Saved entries
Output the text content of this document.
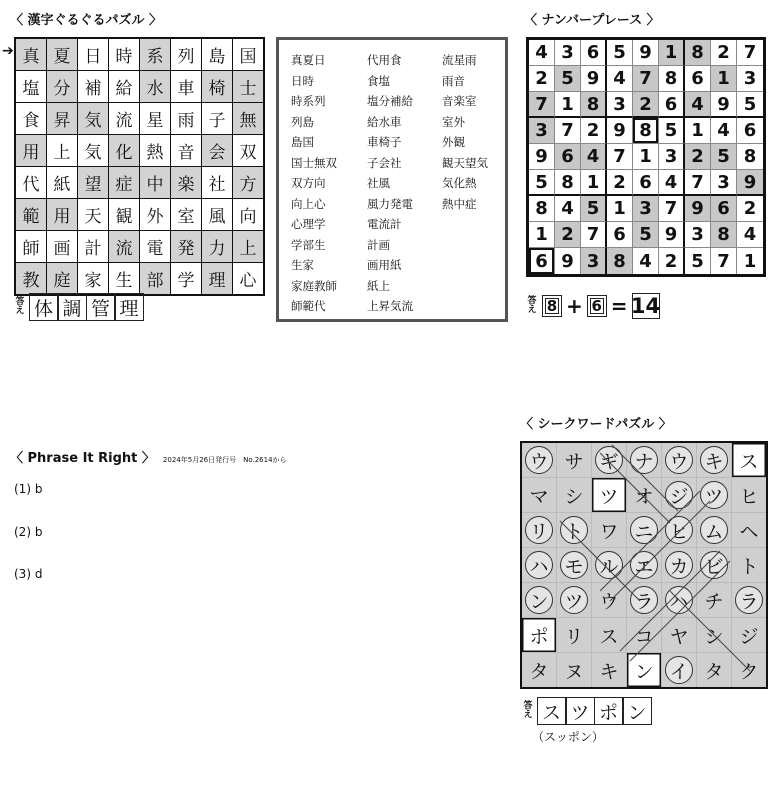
〈 漢字ぐるぐるパズル 〉
➔ 真 夏 日 時 系 列 島 国
塩 分 補 給 水 車 椅 士
食 昇 気 流 星 雨 子 無
用 上 気 化 熱 音 会 双
代 紙 望 症 中 楽 社 方
範 用 天 観 外 室 風 向
師 画 計 流 電 発 力 上
教 庭 家 生 部 学 理 心
答え 体 調 管 理
真夏日
日時
時系列
列島
島国
国士無双
双方向
向上心
心理学
学部生
生家
家庭教師
師範代
代用食
食塩
塩分補給
給水車
車椅子
子会社
社風
風力発電
電流計
計画
画用紙
紙上
上昇気流
流星雨
雨音
音楽室
室外
外観
観天望気
気化熱
熱中症
〈 ナンバープレース 〉
4 3 6 5 9 1 8 2 7
2 5 9 4 7 8 6 1 3
7 1 8 3 2 6 4 9 5
3 7 2 9 8 5 1 4 6
9 6 4 7 1 3 2 5 8
5 8 1 2 6 4 7 3 9
8 4 5 1 3 7 9 6 2
1 2 7 6 5 9 3 8 4
6 9 3 8 4 2 5 7 1
答え 8 + 6 = 14
〈 Phrase It Right 〉 2024年5月26日発行号　No.2614から
(1) b
(2) b
(3) d
〈 シークワードパズル 〉
ウ サ ギ ナ ウ キ ス
マ シ ツ オ ジ ツ ヒ
リ ト ワ ニ ヒ ム ヘ
ハ モ ル エ カ ビ ト
ン ツ ウ ラ ハ チ ラ
ポ リ ス コ ヤ シ ジ
タ ヌ キ ン イ タ ク
答え ス ツ ポ ン
（スッポン）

» Exercise directions: Reproduce every record word for word. The copy must contain no pictures.

» Response to the exercise:
Output the text content of this document.
〈 漢字ぐるぐるパズル 〉
➔ 真 夏 日 時 系 列 島 国
塩 分 補 給 水 車 椅 士
食 昇 気 流 星 雨 子 無
用 上 気 化 熱 音 会 双
代 紙 望 症 中 楽 社 方
範 用 天 観 外 室 風 向
師 画 計 流 電 発 力 上
教 庭 家 生 部 学 理 心
答え 体 調 管 理
真夏日
日時
時系列
列島
島国
国士無双
双方向
向上心
心理学
学部生
生家
家庭教師
師範代
代用食
食塩
塩分補給
給水車
車椅子
子会社
社風
風力発電
電流計
計画
画用紙
紙上
上昇気流
流星雨
雨音
音楽室
室外
外観
観天望気
気化熱
熱中症
〈 ナンバープレース 〉
4 3 6 5 9 1 8 2 7
2 5 9 4 7 8 6 1 3
7 1 8 3 2 6 4 9 5
3 7 2 9 8 5 1 4 6
9 6 4 7 1 3 2 5 8
5 8 1 2 6 4 7 3 9
8 4 5 1 3 7 9 6 2
1 2 7 6 5 9 3 8 4
6 9 3 8 4 2 5 7 1
答え 8 + 6 = 14
〈 Phrase It Right 〉 2024年5月26日発行号　No.2614から
(1) b
(2) b
(3) d
〈 シークワードパズル 〉
ウ サ ギ ナ ウ キ ス
マ シ ツ オ ジ ツ ヒ
リ ト ワ ニ ヒ ム ヘ
ハ モ ル エ カ ビ ト
ン ツ ウ ラ ハ チ ラ
ポ リ ス コ ヤ シ ジ
タ ヌ キ ン イ タ ク
答え ス ツ ポ ン
（スッポン）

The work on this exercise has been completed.